- _Aim of the exercise_: List all lines in the material below that contain "enrollment".

Top of Materials provided

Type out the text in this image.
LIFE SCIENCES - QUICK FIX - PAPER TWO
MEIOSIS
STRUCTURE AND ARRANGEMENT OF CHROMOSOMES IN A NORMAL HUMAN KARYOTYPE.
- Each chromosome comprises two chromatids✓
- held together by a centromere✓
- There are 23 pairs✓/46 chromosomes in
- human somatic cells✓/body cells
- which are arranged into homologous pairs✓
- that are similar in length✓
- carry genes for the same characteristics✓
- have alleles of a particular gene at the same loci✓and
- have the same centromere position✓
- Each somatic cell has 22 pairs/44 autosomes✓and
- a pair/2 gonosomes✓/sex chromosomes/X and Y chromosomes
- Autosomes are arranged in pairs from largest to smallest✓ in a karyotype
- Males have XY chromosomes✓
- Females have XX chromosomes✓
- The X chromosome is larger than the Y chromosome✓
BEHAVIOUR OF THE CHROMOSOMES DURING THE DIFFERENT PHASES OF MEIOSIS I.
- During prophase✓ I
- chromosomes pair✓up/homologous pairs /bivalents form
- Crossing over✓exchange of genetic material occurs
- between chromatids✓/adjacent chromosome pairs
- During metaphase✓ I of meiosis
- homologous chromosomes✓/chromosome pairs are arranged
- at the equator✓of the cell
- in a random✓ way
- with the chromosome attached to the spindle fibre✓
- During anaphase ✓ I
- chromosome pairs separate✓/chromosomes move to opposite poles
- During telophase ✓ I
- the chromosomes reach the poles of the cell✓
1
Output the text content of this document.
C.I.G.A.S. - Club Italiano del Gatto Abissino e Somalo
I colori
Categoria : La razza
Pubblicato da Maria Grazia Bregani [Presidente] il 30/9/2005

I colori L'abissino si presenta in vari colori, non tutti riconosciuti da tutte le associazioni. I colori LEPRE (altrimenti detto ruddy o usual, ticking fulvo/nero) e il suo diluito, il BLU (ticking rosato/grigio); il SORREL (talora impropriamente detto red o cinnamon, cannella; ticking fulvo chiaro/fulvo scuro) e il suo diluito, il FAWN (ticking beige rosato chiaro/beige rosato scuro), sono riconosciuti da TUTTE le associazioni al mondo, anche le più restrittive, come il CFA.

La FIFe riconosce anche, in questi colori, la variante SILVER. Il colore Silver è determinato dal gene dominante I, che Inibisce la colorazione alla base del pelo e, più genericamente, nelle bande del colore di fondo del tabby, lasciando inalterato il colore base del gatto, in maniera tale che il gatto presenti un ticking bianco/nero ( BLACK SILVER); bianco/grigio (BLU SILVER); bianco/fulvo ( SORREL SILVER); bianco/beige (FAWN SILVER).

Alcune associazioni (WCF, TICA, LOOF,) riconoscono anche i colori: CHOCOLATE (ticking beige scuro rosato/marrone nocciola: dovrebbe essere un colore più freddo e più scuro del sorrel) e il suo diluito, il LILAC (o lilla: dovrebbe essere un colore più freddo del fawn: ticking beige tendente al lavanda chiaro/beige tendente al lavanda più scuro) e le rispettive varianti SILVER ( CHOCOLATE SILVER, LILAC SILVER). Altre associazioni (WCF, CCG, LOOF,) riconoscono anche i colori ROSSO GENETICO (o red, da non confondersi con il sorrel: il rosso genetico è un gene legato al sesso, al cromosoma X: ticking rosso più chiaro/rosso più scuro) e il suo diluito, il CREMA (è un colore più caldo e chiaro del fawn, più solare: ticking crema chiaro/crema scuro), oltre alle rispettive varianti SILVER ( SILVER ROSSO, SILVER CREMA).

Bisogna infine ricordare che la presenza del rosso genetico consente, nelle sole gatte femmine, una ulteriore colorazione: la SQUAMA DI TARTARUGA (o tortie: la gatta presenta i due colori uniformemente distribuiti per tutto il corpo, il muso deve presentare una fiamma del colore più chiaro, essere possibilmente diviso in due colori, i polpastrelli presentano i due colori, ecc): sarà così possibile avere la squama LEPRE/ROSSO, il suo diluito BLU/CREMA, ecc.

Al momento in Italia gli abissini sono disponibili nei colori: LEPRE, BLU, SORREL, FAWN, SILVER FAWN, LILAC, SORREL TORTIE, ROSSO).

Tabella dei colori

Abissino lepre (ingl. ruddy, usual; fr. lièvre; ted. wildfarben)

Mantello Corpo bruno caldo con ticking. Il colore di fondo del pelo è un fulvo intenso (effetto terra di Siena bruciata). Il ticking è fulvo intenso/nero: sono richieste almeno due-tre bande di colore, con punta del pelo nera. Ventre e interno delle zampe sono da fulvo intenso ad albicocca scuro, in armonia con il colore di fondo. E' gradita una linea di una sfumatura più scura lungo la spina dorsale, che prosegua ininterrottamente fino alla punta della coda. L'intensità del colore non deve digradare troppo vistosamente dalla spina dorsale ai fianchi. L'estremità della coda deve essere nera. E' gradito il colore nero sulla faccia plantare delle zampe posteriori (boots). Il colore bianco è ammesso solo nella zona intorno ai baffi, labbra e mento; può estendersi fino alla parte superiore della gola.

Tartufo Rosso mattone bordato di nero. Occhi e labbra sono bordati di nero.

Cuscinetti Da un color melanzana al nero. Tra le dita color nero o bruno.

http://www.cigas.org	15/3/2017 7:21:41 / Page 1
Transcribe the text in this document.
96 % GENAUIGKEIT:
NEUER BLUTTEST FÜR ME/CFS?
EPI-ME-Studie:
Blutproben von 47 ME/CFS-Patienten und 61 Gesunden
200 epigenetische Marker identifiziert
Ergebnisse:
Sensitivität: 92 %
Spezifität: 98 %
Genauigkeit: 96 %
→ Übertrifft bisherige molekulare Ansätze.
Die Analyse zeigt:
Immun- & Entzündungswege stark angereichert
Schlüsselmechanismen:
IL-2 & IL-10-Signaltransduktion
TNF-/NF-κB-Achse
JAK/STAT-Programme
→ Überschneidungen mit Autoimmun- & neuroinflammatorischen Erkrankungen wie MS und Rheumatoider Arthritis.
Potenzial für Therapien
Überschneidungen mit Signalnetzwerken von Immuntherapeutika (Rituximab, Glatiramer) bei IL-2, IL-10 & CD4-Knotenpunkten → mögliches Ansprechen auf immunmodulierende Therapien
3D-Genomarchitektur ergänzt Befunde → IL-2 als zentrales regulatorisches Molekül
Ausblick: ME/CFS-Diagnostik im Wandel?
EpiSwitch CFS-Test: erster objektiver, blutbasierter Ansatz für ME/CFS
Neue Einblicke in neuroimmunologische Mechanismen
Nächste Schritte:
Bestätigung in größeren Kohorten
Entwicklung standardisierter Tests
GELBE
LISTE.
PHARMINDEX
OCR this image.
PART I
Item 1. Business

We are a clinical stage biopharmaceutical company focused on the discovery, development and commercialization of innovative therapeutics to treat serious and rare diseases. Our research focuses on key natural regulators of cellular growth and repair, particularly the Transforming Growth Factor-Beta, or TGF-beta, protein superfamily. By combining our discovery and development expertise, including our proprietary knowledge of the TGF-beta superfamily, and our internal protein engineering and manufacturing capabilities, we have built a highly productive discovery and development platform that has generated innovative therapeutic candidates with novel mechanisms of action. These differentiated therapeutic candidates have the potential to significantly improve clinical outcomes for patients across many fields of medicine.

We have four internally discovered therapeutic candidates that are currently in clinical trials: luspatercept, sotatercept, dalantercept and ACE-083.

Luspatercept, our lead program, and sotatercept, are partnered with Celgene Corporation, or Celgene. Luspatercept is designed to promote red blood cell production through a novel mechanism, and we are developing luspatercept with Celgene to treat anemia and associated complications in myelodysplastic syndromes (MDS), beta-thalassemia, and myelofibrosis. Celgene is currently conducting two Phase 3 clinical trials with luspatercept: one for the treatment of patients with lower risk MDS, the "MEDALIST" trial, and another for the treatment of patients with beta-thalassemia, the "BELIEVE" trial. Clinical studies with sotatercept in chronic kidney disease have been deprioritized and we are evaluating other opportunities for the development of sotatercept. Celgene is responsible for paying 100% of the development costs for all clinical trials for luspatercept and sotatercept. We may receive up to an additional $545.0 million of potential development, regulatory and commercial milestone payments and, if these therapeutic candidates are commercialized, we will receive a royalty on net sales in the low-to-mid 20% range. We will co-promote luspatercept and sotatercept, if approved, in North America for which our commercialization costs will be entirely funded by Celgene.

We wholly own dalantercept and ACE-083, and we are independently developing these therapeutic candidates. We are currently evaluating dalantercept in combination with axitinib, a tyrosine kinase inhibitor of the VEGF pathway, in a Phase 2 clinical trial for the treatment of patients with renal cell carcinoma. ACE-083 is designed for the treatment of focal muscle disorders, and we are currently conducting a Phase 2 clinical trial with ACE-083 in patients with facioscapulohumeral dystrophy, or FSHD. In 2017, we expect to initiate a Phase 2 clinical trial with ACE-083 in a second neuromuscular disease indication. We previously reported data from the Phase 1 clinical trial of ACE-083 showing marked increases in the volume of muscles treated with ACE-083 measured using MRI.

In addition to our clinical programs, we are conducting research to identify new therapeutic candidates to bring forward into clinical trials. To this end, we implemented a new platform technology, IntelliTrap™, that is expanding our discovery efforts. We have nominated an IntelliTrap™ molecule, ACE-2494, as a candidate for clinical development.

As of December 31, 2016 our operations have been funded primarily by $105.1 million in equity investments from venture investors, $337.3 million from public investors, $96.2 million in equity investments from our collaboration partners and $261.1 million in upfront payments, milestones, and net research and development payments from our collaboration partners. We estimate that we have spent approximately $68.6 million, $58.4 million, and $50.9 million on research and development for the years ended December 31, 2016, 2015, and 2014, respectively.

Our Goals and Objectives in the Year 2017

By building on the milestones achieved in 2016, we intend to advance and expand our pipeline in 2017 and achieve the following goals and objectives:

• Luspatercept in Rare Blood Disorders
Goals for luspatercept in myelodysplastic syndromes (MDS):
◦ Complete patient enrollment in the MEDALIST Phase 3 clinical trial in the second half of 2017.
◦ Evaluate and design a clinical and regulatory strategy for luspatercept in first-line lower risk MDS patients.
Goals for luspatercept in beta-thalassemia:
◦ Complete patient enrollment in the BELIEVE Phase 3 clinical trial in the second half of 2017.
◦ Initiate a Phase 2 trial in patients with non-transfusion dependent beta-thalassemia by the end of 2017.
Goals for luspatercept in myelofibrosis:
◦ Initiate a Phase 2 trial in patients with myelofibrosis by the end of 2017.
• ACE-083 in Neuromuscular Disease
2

Bottom of Materials provided

- _Result of the exercise_:
◦ Complete patient enrollment in the MEDALIST Phase 3 clinical trial in the second half of 2017.
◦ Complete patient enrollment in the BELIEVE Phase 3 clinical trial in the second half of 2017.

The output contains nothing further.